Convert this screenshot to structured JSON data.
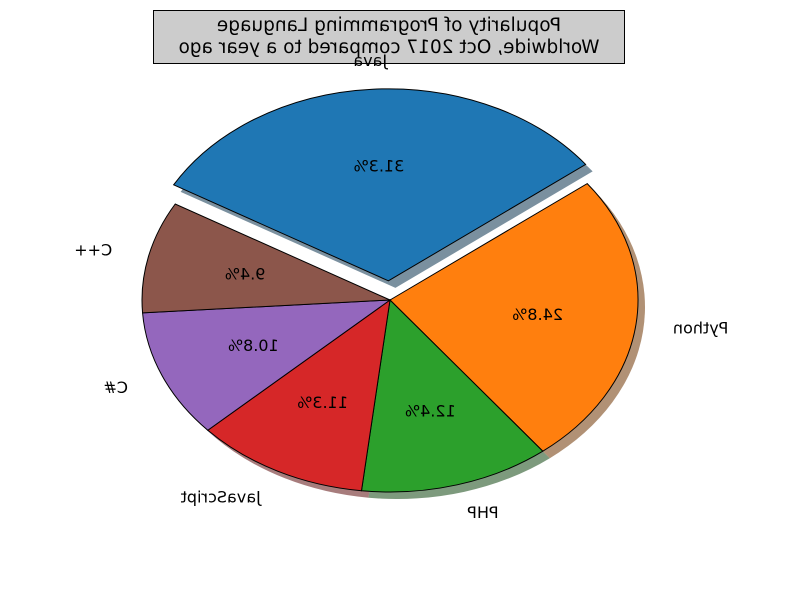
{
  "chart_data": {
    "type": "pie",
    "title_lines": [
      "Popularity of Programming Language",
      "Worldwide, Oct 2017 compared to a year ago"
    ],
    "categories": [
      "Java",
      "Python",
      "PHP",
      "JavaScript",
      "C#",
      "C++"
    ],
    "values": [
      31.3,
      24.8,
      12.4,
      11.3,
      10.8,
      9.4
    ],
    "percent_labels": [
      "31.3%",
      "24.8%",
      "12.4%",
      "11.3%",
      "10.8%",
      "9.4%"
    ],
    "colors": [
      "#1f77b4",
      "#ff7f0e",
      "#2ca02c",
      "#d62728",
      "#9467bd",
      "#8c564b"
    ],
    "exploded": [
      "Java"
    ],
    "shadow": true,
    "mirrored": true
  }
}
----
What you will do
Leave out the pictures and reproduce the rest of the listing exactly.

Result of the task
Convert this screenshot to structured JSON data.
{
  "chart_data": {
    "type": "pie",
    "title_lines": [
      "Popularity of Programming Language",
      "Worldwide, Oct 2017 compared to a year ago"
    ],
    "categories": [
      "Java",
      "Python",
      "PHP",
      "JavaScript",
      "C#",
      "C++"
    ],
    "values": [
      31.3,
      24.8,
      12.4,
      11.3,
      10.8,
      9.4
    ],
    "percent_labels": [
      "31.3%",
      "24.8%",
      "12.4%",
      "11.3%",
      "10.8%",
      "9.4%"
    ],
    "colors": [
      "#1f77b4",
      "#ff7f0e",
      "#2ca02c",
      "#d62728",
      "#9467bd",
      "#8c564b"
    ],
    "exploded": [
      "Java"
    ],
    "shadow": true,
    "mirrored": true
  }
}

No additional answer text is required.